═══ THE DATA ═══
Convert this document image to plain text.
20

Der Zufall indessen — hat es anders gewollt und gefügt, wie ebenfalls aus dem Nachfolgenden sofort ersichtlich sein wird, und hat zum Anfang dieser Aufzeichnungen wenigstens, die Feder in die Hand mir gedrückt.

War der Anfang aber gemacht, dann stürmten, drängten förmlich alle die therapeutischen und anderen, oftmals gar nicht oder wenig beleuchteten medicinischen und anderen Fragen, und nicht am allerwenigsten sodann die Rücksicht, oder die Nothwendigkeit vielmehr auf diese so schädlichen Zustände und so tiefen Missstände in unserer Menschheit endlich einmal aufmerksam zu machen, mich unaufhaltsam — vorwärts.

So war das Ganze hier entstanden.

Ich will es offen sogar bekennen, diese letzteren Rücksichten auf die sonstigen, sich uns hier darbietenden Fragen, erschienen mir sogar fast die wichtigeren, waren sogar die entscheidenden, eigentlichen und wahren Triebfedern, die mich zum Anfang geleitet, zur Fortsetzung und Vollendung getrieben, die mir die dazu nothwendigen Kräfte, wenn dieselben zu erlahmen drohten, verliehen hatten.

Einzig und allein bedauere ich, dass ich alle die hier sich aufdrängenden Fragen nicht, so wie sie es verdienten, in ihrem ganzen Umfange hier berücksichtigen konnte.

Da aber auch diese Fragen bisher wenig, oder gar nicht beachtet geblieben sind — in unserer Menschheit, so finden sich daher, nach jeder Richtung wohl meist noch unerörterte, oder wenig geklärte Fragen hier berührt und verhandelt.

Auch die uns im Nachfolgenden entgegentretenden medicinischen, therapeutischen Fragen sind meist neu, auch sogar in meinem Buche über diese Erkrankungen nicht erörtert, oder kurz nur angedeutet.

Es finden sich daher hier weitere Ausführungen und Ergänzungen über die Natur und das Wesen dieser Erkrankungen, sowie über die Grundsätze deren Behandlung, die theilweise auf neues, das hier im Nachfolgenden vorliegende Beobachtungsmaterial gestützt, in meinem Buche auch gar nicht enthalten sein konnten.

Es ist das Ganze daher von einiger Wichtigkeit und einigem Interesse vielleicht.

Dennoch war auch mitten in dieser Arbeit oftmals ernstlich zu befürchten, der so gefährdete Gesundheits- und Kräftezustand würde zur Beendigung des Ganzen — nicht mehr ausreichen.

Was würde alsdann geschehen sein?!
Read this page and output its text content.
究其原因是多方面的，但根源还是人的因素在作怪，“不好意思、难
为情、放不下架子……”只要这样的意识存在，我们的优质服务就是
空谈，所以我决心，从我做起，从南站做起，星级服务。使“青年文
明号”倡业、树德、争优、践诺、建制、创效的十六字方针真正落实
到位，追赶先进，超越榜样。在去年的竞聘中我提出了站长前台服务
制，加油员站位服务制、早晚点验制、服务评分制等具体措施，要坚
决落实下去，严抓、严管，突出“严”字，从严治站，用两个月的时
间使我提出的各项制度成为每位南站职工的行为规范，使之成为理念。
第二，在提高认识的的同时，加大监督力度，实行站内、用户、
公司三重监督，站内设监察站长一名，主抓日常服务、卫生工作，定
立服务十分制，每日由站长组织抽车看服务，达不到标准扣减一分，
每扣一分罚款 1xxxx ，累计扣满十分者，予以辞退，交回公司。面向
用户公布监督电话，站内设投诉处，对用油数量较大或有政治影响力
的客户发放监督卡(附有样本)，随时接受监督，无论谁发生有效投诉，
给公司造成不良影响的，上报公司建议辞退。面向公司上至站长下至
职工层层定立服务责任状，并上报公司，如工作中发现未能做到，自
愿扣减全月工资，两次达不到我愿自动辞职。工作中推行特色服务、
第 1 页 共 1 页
═══
Using the records above, please retype only the run of lines from the line holding "Read this page and output its text content." through the last line, both ends included.

**RESULT BELOW**
Read this page and output its text content.
究其原因是多方面的，但根源还是人的因素在作怪，“不好意思、难
为情、放不下架子……”只要这样的意识存在，我们的优质服务就是
空谈，所以我决心，从我做起，从南站做起，星级服务。使“青年文
明号”倡业、树德、争优、践诺、建制、创效的十六字方针真正落实
到位，追赶先进，超越榜样。在去年的竞聘中我提出了站长前台服务
制，加油员站位服务制、早晚点验制、服务评分制等具体措施，要坚
决落实下去，严抓、严管，突出“严”字，从严治站，用两个月的时
间使我提出的各项制度成为每位南站职工的行为规范，使之成为理念。
第二，在提高认识的的同时，加大监督力度，实行站内、用户、
公司三重监督，站内设监察站长一名，主抓日常服务、卫生工作，定
立服务十分制，每日由站长组织抽车看服务，达不到标准扣减一分，
每扣一分罚款 1xxxx ，累计扣满十分者，予以辞退，交回公司。面向
用户公布监督电话，站内设投诉处，对用油数量较大或有政治影响力
的客户发放监督卡(附有样本)，随时接受监督，无论谁发生有效投诉，
给公司造成不良影响的，上报公司建议辞退。面向公司上至站长下至
职工层层定立服务责任状，并上报公司，如工作中发现未能做到，自
愿扣减全月工资，两次达不到我愿自动辞职。工作中推行特色服务、
第 1 页 共 1 页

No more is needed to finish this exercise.